**Problem to solve:** Wherever "this" appears in a line, list that line.

**Given data:**
+++

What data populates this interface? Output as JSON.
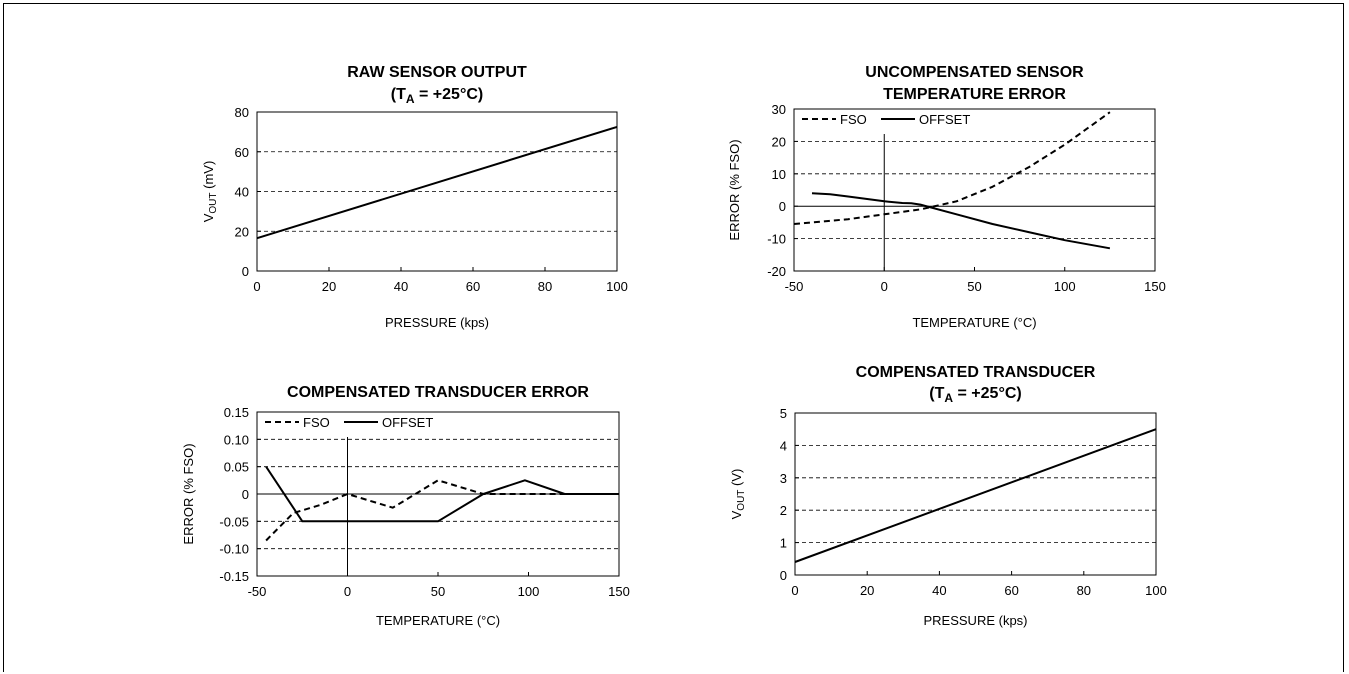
{
  "chart_data": [
    {
      "type": "line",
      "title": "RAW SENSOR OUTPUT",
      "subtitle": {
        "pre": "(T",
        "sub": "A",
        "post": " = +25°C)"
      },
      "xlabel": "PRESSURE (kps)",
      "ylabel": {
        "pre": "V",
        "sub": "OUT",
        "post": " (mV)"
      },
      "xlim": [
        0,
        100
      ],
      "ylim": [
        0,
        80
      ],
      "xticks": [
        0,
        20,
        40,
        60,
        80,
        100
      ],
      "yticks": [
        0,
        20,
        40,
        60,
        80
      ],
      "grid": "horizontal-dashed",
      "series": [
        {
          "style": "solid",
          "x": [
            0,
            100
          ],
          "y": [
            16.5,
            72.5
          ]
        }
      ]
    },
    {
      "type": "line",
      "title": "UNCOMPENSATED SENSOR",
      "title2": "TEMPERATURE ERROR",
      "xlabel": "TEMPERATURE (°C)",
      "ylabel": {
        "pre": "ERROR (% FSO)",
        "sub": "",
        "post": ""
      },
      "xlim": [
        -50,
        150
      ],
      "ylim": [
        -20,
        30
      ],
      "xticks": [
        -50,
        0,
        50,
        100,
        150
      ],
      "yticks": [
        -20,
        -10,
        0,
        10,
        20,
        30
      ],
      "grid": "horizontal-dashed",
      "legend": "top-left",
      "series": [
        {
          "name": "FSO",
          "style": "dashed",
          "x": [
            -50,
            -40,
            -20,
            0,
            20,
            40,
            60,
            80,
            100,
            125
          ],
          "y": [
            -5.5,
            -5,
            -4,
            -2.5,
            -1,
            1.5,
            6,
            12,
            19,
            29
          ]
        },
        {
          "name": "OFFSET",
          "style": "solid",
          "x": [
            -40,
            -30,
            -20,
            0,
            10,
            15,
            20,
            40,
            60,
            80,
            100,
            125
          ],
          "y": [
            4,
            3.7,
            3,
            1.5,
            1,
            0.9,
            0.5,
            -2.5,
            -5.5,
            -8,
            -10.5,
            -13
          ]
        }
      ]
    },
    {
      "type": "line",
      "title": "COMPENSATED TRANSDUCER ERROR",
      "xlabel": "TEMPERATURE (°C)",
      "ylabel": {
        "pre": "ERROR (% FSO)",
        "sub": "",
        "post": ""
      },
      "xlim": [
        -50,
        150
      ],
      "ylim": [
        -0.15,
        0.15
      ],
      "xticks": [
        -50,
        0,
        50,
        100,
        150
      ],
      "yticks": [
        -0.15,
        -0.1,
        -0.05,
        0,
        0.05,
        0.1,
        0.15
      ],
      "ytick_labels": [
        "-0.15",
        "-0.10",
        "-0.05",
        "0",
        "0.05",
        "0.10",
        "0.15"
      ],
      "grid": "horizontal-dashed",
      "legend": "top-left",
      "series": [
        {
          "name": "FSO",
          "style": "dashed",
          "x": [
            -45,
            -30,
            -15,
            0,
            25,
            50,
            75,
            100,
            125,
            150
          ],
          "y": [
            -0.085,
            -0.035,
            -0.02,
            0,
            -0.025,
            0.025,
            0,
            0,
            0,
            0
          ]
        },
        {
          "name": "OFFSET",
          "style": "solid",
          "x": [
            -45,
            -25,
            0,
            50,
            75,
            98,
            120,
            150
          ],
          "y": [
            0.05,
            -0.05,
            -0.05,
            -0.05,
            0,
            0.025,
            0,
            0
          ]
        }
      ]
    },
    {
      "type": "line",
      "title": "COMPENSATED TRANSDUCER",
      "subtitle": {
        "pre": "(T",
        "sub": "A",
        "post": " = +25°C)"
      },
      "xlabel": "PRESSURE (kps)",
      "ylabel": {
        "pre": "V",
        "sub": "OUT",
        "post": " (V)"
      },
      "xlim": [
        0,
        100
      ],
      "ylim": [
        0,
        5
      ],
      "xticks": [
        0,
        20,
        40,
        60,
        80,
        100
      ],
      "yticks": [
        0,
        1,
        2,
        3,
        4,
        5
      ],
      "grid": "horizontal-dashed",
      "series": [
        {
          "style": "solid",
          "x": [
            0,
            100
          ],
          "y": [
            0.4,
            4.5
          ]
        }
      ]
    }
  ]
}
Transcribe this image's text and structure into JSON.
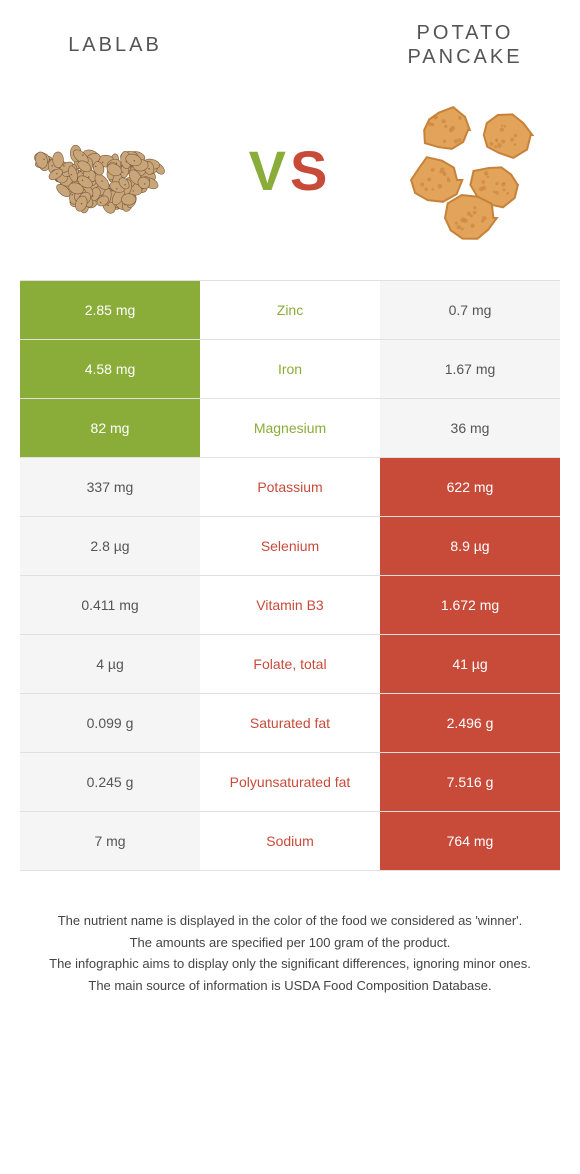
{
  "left": {
    "title": "LABLAB",
    "color": "#8aad3a"
  },
  "right": {
    "title": "POTATO\nPANCAKE",
    "color": "#c84b3a"
  },
  "vs": "VS",
  "rows": [
    {
      "l": "2.85 mg",
      "label": "Zinc",
      "r": "0.7 mg",
      "winner": "l"
    },
    {
      "l": "4.58 mg",
      "label": "Iron",
      "r": "1.67 mg",
      "winner": "l"
    },
    {
      "l": "82 mg",
      "label": "Magnesium",
      "r": "36 mg",
      "winner": "l"
    },
    {
      "l": "337 mg",
      "label": "Potassium",
      "r": "622 mg",
      "winner": "r"
    },
    {
      "l": "2.8 µg",
      "label": "Selenium",
      "r": "8.9 µg",
      "winner": "r"
    },
    {
      "l": "0.411 mg",
      "label": "Vitamin B3",
      "r": "1.672 mg",
      "winner": "r"
    },
    {
      "l": "4 µg",
      "label": "Folate, total",
      "r": "41 µg",
      "winner": "r"
    },
    {
      "l": "0.099 g",
      "label": "Saturated fat",
      "r": "2.496 g",
      "winner": "r"
    },
    {
      "l": "0.245 g",
      "label": "Polyunsaturated fat",
      "r": "7.516 g",
      "winner": "r"
    },
    {
      "l": "7 mg",
      "label": "Sodium",
      "r": "764 mg",
      "winner": "r"
    }
  ],
  "footer": [
    "The nutrient name is displayed in the color of the food we considered as 'winner'.",
    "The amounts are specified per 100 gram of the product.",
    "The infographic aims to display only the significant differences, ignoring minor ones.",
    "The main source of information is USDA Food Composition Database."
  ],
  "bean": {
    "fill": "#c9a57a",
    "stroke": "#7a5a3a"
  },
  "pancake": {
    "fill": "#e2a35a",
    "edge": "#c7823a"
  }
}
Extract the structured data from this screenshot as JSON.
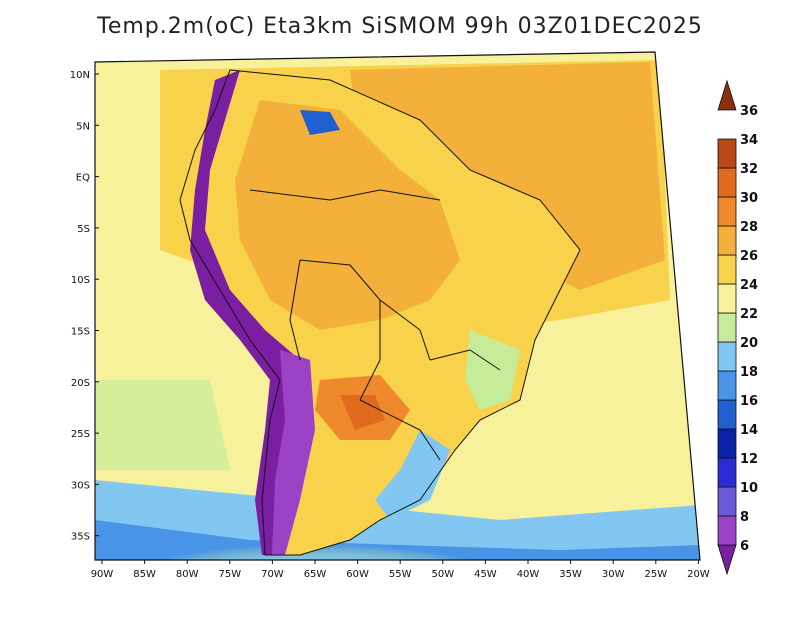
{
  "title": "Temp.2m(oC) Eta3km SiSMOM 99h 03Z01DEC2025",
  "axes": {
    "lat_labels": [
      "10N",
      "5N",
      "EQ",
      "5S",
      "10S",
      "15S",
      "20S",
      "25S",
      "30S",
      "35S"
    ],
    "lon_labels": [
      "90W",
      "85W",
      "80W",
      "75W",
      "70W",
      "65W",
      "60W",
      "55W",
      "50W",
      "45W",
      "40W",
      "35W",
      "30W",
      "25W",
      "20W"
    ]
  },
  "colorbar": {
    "labels": [
      "6",
      "8",
      "10",
      "12",
      "14",
      "16",
      "18",
      "20",
      "22",
      "24",
      "26",
      "28",
      "30",
      "32",
      "34",
      "36"
    ],
    "colors": [
      "#7b1fa2",
      "#9c42c7",
      "#6a5ad8",
      "#2b2bd6",
      "#0a22a8",
      "#1f5fd0",
      "#4a94e8",
      "#82c7f2",
      "#c6ec9a",
      "#f6f19a",
      "#f7d24a",
      "#f3b03a",
      "#ee8a2c",
      "#e06a1e",
      "#b94a16",
      "#8a2f10"
    ]
  }
}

+++

**Worked solution:**
What data populates this interface? Output as JSON.
Transcribe this image's text and structure into JSON.
Extract the structured data from this screenshot as JSON.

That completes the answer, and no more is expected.